Search the records for "ceně" and copy each line that holds it.
* START *
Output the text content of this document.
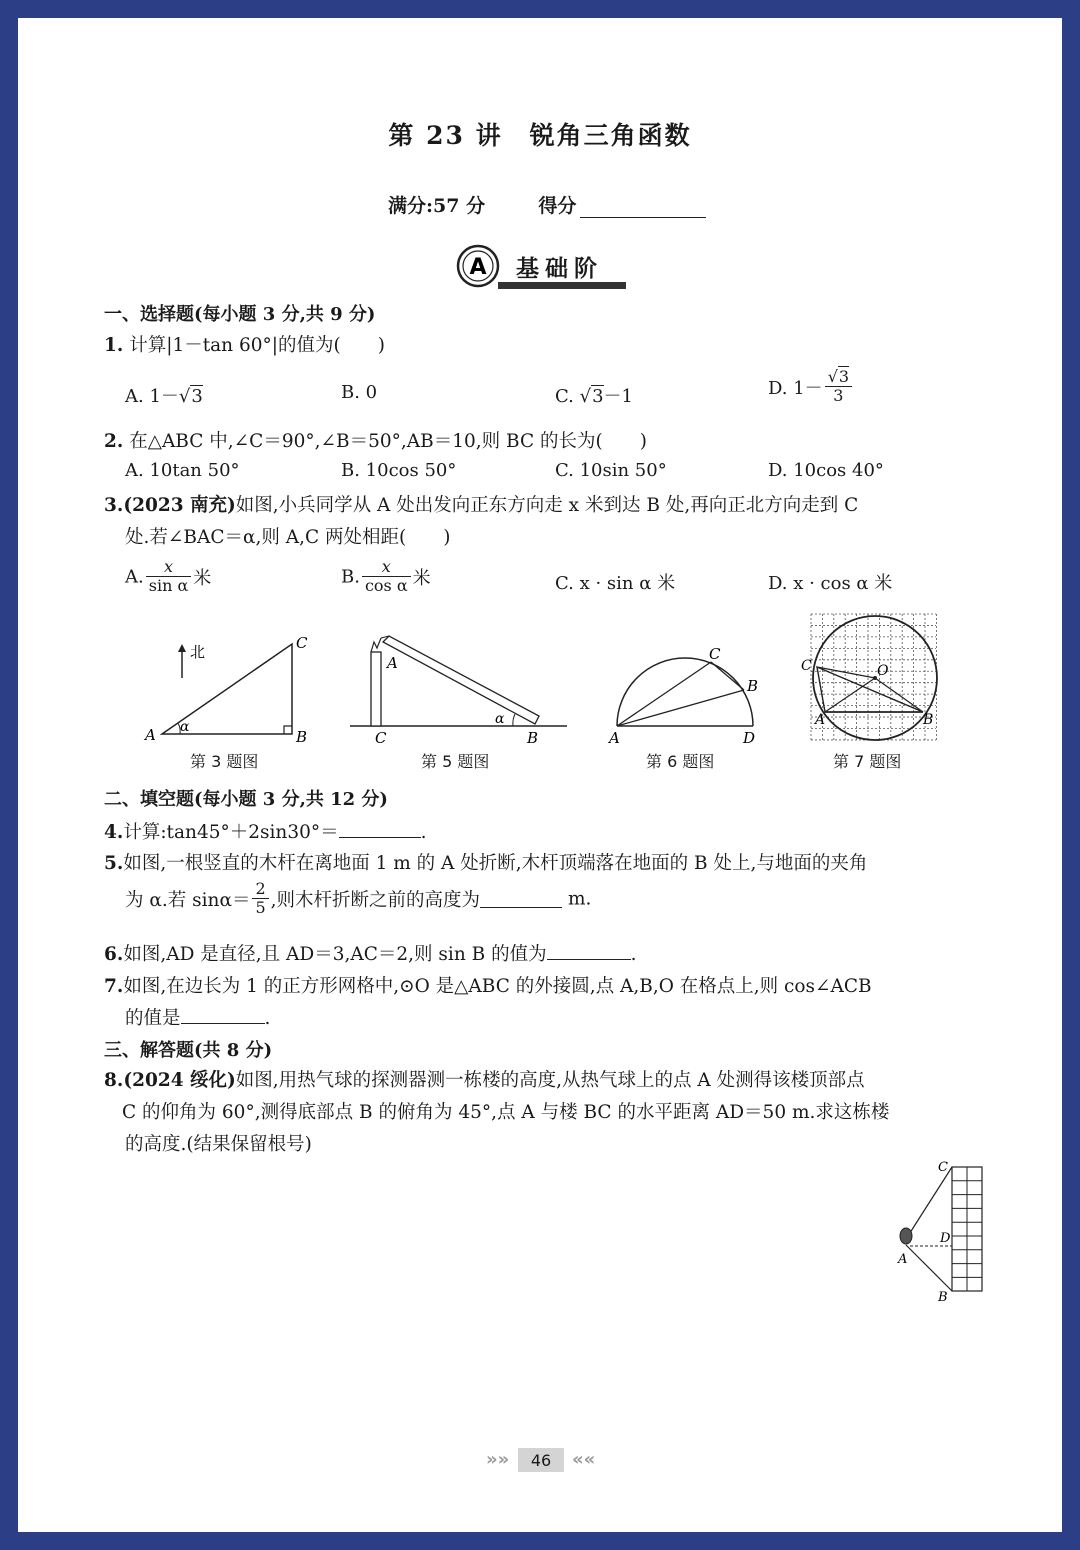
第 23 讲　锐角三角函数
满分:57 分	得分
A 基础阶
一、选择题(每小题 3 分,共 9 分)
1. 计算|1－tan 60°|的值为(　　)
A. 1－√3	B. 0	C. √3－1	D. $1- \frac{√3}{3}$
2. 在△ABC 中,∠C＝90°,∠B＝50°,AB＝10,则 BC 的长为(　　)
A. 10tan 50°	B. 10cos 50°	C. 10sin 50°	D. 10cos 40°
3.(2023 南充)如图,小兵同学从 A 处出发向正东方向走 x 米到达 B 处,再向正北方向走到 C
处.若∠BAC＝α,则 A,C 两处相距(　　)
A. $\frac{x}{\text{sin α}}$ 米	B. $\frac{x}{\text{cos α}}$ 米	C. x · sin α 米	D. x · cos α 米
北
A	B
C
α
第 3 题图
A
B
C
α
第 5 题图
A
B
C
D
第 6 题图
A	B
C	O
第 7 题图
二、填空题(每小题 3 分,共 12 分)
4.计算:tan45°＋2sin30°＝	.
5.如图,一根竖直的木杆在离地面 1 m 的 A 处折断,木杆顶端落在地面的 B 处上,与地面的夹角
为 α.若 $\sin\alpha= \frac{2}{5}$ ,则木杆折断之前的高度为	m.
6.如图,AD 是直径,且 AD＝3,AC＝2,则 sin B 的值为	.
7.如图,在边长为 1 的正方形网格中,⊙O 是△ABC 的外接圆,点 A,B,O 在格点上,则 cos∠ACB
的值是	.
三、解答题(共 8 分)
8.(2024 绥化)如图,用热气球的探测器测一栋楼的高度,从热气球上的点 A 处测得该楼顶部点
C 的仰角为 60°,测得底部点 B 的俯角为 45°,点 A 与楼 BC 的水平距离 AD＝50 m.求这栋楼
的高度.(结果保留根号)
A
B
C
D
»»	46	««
* END *
* START *
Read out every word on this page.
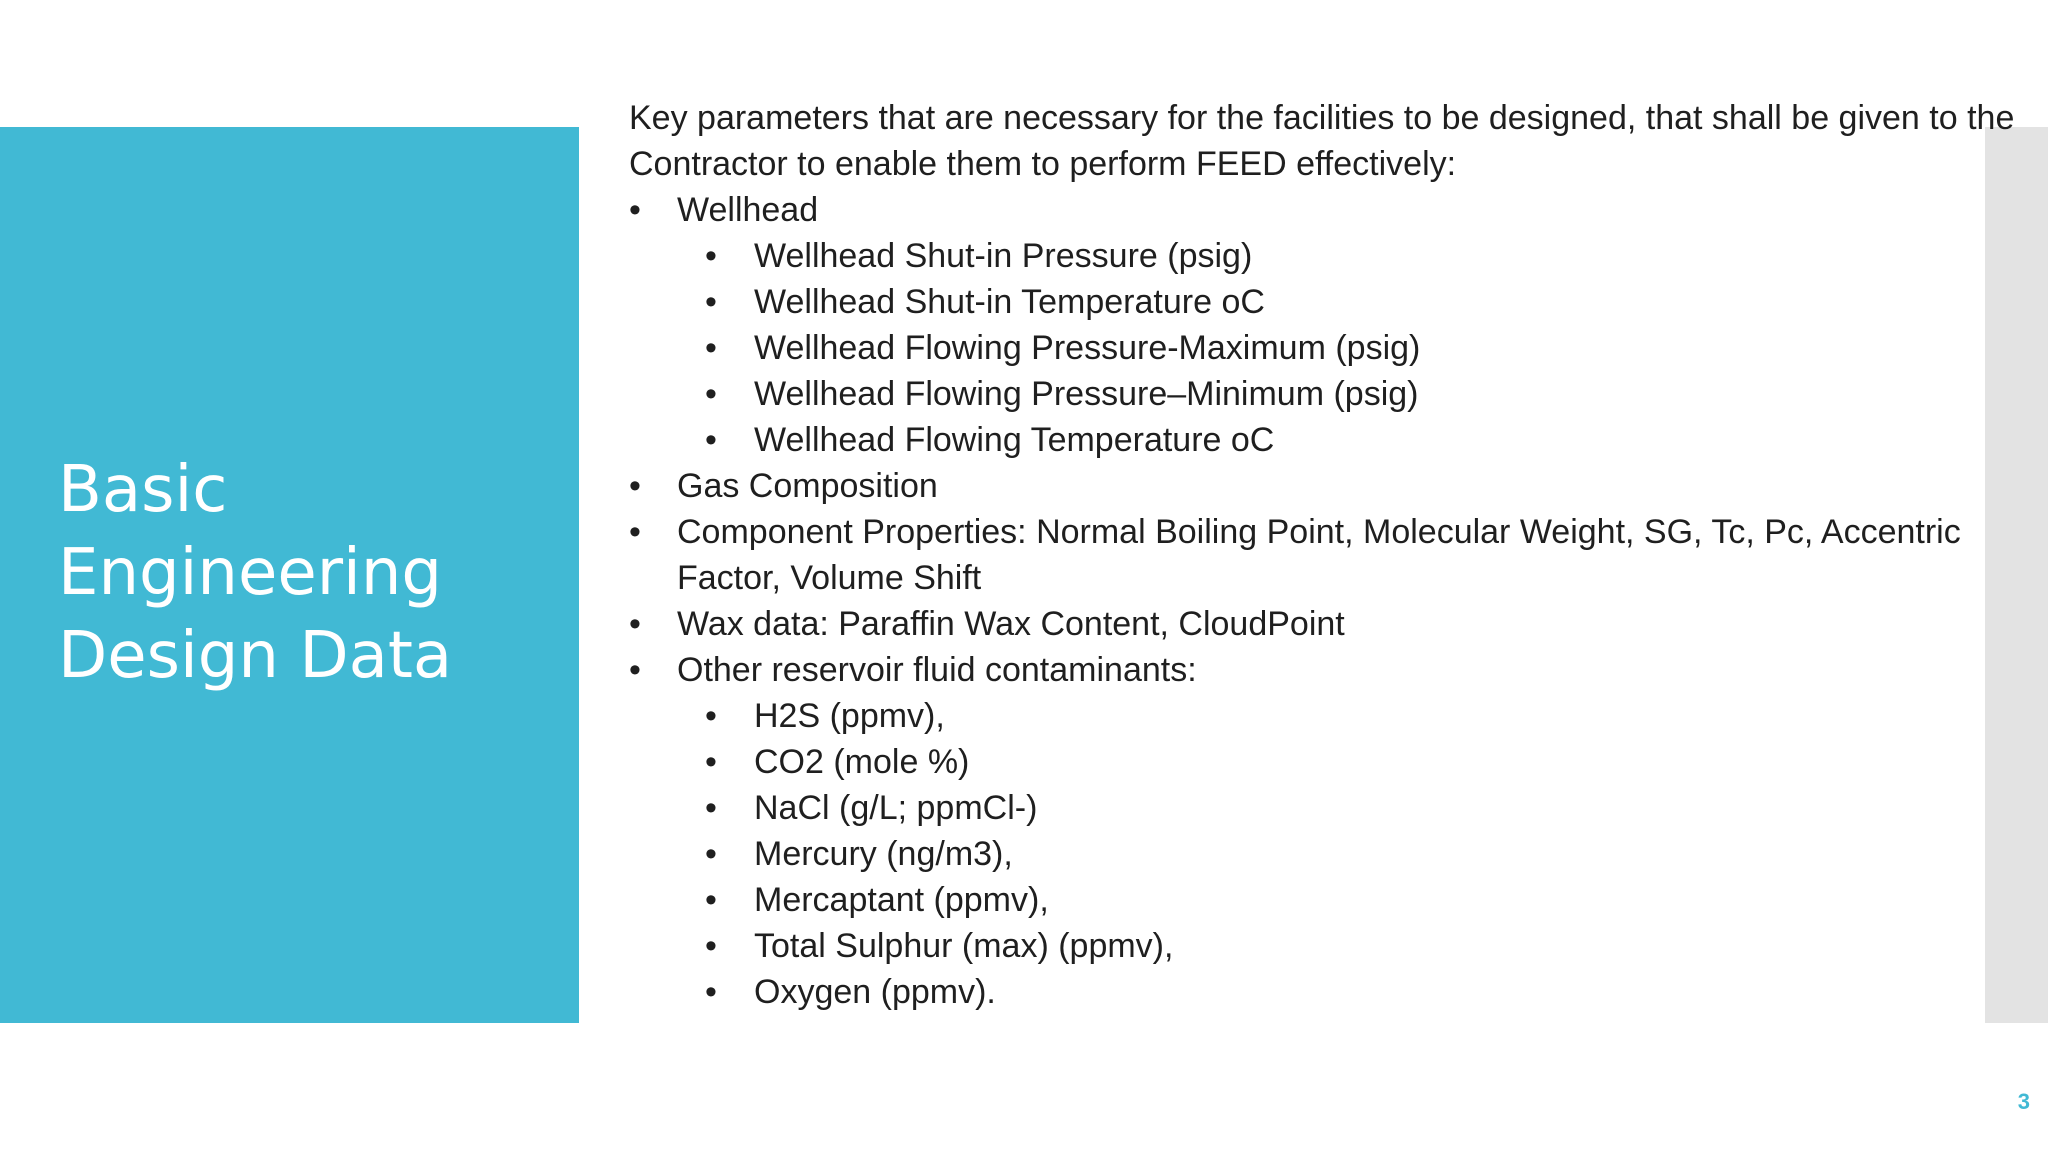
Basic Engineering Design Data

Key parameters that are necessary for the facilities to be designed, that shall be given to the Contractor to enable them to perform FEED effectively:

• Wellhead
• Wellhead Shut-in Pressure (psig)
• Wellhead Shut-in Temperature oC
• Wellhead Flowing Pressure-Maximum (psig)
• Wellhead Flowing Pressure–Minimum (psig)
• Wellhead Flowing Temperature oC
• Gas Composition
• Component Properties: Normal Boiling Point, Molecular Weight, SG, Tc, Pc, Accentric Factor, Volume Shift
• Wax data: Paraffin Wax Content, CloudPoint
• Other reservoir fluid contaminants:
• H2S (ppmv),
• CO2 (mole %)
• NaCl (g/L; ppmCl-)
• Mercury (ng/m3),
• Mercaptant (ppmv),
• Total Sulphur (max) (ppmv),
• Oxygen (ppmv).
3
* END *
* START *
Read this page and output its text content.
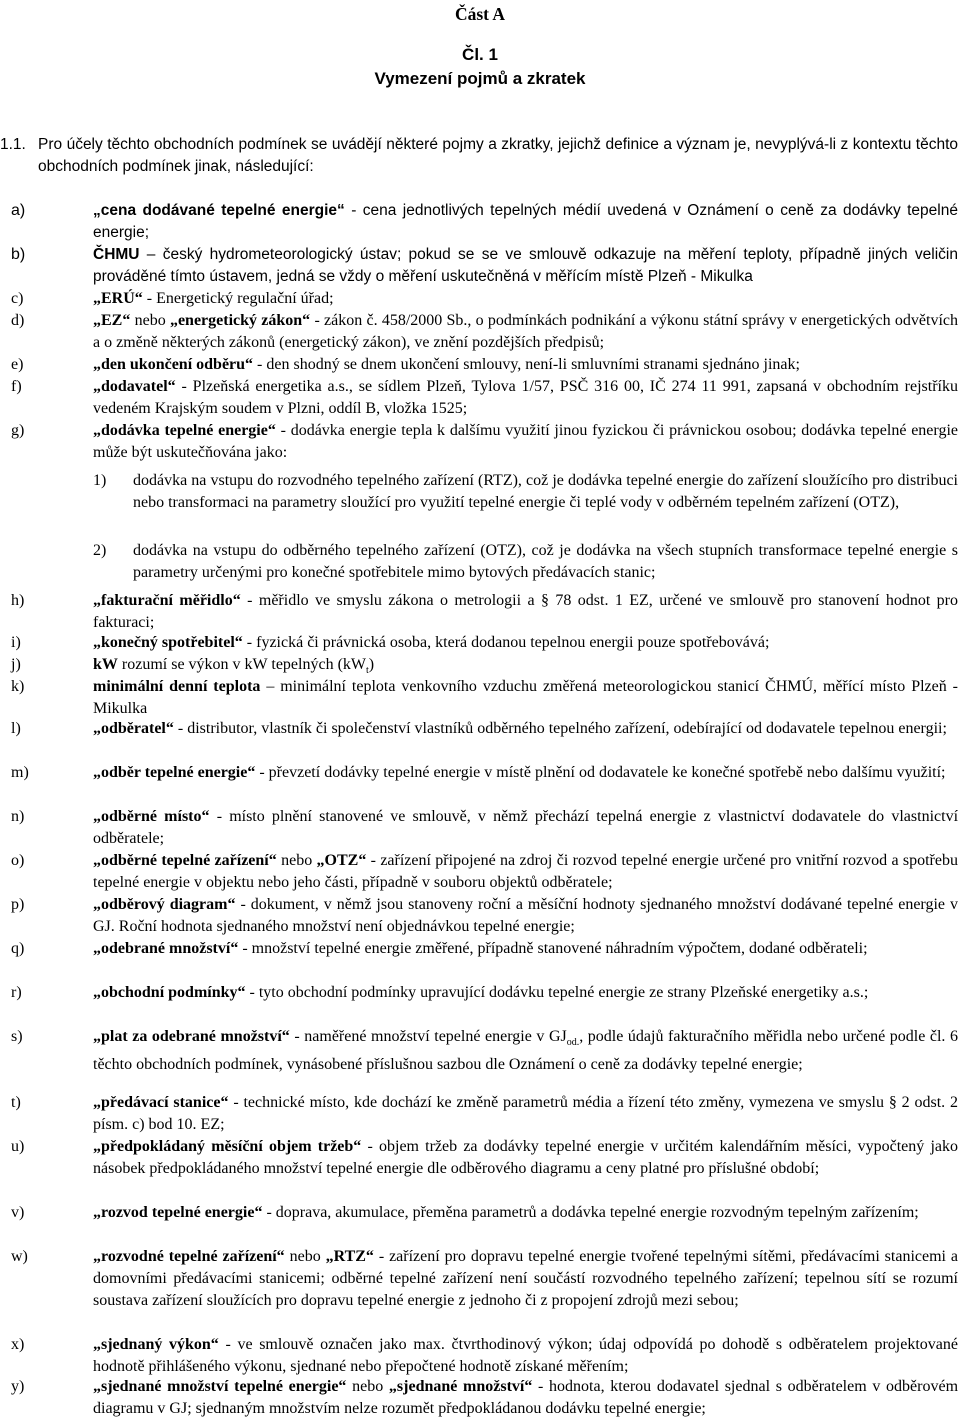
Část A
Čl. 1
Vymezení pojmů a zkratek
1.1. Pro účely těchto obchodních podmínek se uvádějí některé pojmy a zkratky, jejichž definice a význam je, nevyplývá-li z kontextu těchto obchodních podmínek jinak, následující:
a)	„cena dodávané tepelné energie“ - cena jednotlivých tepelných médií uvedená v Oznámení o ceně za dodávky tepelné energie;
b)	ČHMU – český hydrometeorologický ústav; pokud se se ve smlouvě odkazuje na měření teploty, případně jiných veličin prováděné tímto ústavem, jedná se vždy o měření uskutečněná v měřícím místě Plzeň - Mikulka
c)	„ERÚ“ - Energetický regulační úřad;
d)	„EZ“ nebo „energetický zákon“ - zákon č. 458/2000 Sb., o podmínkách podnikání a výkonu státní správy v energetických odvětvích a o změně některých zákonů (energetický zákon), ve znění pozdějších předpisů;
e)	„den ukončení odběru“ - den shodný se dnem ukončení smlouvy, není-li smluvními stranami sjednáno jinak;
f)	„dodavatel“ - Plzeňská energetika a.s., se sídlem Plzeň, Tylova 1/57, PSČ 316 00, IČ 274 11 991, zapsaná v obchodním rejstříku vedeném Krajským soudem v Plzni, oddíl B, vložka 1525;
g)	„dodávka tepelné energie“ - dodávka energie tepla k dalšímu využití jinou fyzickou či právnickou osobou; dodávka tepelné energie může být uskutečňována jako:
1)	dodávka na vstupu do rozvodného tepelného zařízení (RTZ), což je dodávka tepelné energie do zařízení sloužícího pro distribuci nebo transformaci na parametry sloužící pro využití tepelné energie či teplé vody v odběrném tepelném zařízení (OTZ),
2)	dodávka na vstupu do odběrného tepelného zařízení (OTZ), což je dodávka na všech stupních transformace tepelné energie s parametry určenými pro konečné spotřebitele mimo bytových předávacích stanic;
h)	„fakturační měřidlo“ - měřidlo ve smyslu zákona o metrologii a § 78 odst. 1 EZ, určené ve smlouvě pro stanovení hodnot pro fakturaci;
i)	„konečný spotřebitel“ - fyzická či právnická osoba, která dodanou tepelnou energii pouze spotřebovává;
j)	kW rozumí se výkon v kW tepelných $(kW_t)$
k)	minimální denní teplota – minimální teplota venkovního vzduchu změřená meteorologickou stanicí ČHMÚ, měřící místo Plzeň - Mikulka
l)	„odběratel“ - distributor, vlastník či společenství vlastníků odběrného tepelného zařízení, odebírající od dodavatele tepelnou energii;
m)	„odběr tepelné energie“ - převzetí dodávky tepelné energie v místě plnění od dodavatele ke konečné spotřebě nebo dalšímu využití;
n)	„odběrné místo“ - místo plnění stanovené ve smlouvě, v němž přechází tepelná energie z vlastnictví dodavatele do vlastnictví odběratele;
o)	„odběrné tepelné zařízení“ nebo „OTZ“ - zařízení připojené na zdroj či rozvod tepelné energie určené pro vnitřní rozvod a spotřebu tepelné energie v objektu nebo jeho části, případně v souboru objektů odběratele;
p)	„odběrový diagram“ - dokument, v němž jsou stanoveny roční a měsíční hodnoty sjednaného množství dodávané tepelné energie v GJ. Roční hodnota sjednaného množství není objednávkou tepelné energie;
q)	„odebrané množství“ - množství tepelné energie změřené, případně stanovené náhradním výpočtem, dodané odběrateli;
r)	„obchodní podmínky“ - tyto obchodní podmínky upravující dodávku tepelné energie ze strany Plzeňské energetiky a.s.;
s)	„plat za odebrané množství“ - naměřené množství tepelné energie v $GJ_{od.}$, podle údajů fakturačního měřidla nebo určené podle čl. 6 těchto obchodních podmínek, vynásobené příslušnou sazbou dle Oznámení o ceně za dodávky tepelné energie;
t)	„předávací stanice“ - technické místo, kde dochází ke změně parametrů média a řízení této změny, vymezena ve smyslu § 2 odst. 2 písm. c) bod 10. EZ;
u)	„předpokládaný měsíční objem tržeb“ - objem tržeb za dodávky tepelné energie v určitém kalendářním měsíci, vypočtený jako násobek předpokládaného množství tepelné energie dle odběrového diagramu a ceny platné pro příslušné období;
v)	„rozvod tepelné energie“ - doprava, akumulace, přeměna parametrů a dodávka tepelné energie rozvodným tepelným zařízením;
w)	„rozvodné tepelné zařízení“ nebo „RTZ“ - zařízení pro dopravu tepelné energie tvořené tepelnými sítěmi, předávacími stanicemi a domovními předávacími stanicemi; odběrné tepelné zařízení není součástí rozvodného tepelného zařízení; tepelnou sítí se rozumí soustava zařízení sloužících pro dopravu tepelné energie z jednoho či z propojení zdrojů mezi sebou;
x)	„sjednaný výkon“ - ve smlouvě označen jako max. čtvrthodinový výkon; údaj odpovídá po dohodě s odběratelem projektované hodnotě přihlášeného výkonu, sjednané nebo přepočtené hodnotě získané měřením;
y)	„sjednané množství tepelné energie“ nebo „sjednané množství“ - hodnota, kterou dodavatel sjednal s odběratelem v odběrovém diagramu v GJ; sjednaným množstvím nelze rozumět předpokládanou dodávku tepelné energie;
* END *
◆ **Solved exercise**:
a)	„cena dodávané tepelné energie“ - cena jednotlivých tepelných médií uvedená v Oznámení o ceně za dodávky tepelné energie;
s)	„plat za odebrané množství“ - naměřené množství tepelné energie v $GJ_{od.}$, podle údajů fakturačního měřidla nebo určené podle čl. 6 těchto obchodních podmínek, vynásobené příslušnou sazbou dle Oznámení o ceně za dodávky tepelné energie;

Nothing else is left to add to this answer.